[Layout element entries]
▬▬▬▬▬▬▬▬▬▬

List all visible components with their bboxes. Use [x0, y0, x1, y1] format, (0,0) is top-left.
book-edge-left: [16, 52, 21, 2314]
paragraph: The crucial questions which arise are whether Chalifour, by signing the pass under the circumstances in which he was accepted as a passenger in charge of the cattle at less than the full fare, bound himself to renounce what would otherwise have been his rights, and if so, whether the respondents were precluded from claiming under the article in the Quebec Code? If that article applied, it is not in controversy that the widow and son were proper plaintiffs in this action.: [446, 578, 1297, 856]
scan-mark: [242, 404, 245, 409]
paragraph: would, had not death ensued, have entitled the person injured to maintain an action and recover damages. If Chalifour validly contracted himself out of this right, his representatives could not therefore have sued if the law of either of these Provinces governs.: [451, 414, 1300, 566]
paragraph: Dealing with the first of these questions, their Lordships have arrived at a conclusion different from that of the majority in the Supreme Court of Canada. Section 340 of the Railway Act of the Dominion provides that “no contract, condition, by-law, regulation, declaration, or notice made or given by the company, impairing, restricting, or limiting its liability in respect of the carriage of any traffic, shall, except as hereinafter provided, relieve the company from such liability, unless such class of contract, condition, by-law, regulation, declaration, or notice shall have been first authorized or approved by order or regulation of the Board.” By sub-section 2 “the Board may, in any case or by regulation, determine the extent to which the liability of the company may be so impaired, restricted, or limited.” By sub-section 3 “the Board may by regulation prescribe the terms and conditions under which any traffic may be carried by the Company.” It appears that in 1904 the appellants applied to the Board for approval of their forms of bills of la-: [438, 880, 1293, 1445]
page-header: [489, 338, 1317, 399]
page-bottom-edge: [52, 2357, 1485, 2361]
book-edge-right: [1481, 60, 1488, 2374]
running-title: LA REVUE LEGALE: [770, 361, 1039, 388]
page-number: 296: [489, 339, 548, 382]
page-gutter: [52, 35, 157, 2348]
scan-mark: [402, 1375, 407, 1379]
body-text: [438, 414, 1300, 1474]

▬▬▬▬▬▬▬▬▬▬

Rewrite the listing above, replacing "scan-mark" with "scan-artifact" everywhere it occurs and leaving every other character unchanged.

Task result:
List all visible components with their bboxes. Use [x0, y0, x1, y1] format, (0,0) is top-left.
book-edge-left: [16, 52, 21, 2314]
paragraph: The crucial questions which arise are whether Chalifour, by signing the pass under the circumstances in which he was accepted as a passenger in charge of the cattle at less than the full fare, bound himself to renounce what would otherwise have been his rights, and if so, whether the respondents were precluded from claiming under the article in the Quebec Code? If that article applied, it is not in controversy that the widow and son were proper plaintiffs in this action.: [446, 578, 1297, 856]
scan-artifact: [242, 404, 245, 409]
paragraph: would, had not death ensued, have entitled the person injured to maintain an action and recover damages. If Chalifour validly contracted himself out of this right, his representatives could not therefore have sued if the law of either of these Provinces governs.: [451, 414, 1300, 566]
paragraph: Dealing with the first of these questions, their Lordships have arrived at a conclusion different from that of the majority in the Supreme Court of Canada. Section 340 of the Railway Act of the Dominion provides that “no contract, condition, by-law, regulation, declaration, or notice made or given by the company, impairing, restricting, or limiting its liability in respect of the carriage of any traffic, shall, except as hereinafter provided, relieve the company from such liability, unless such class of contract, condition, by-law, regulation, declaration, or notice shall have been first authorized or approved by order or regulation of the Board.” By sub-section 2 “the Board may, in any case or by regulation, determine the extent to which the liability of the company may be so impaired, restricted, or limited.” By sub-section 3 “the Board may by regulation prescribe the terms and conditions under which any traffic may be carried by the Company.” It appears that in 1904 the appellants applied to the Board for approval of their forms of bills of la-: [438, 880, 1293, 1445]
page-header: [489, 338, 1317, 399]
page-bottom-edge: [52, 2357, 1485, 2361]
book-edge-right: [1481, 60, 1488, 2374]
running-title: LA REVUE LEGALE: [770, 361, 1039, 388]
page-number: 296: [489, 339, 548, 382]
page-gutter: [52, 35, 157, 2348]
scan-artifact: [402, 1375, 407, 1379]
body-text: [438, 414, 1300, 1474]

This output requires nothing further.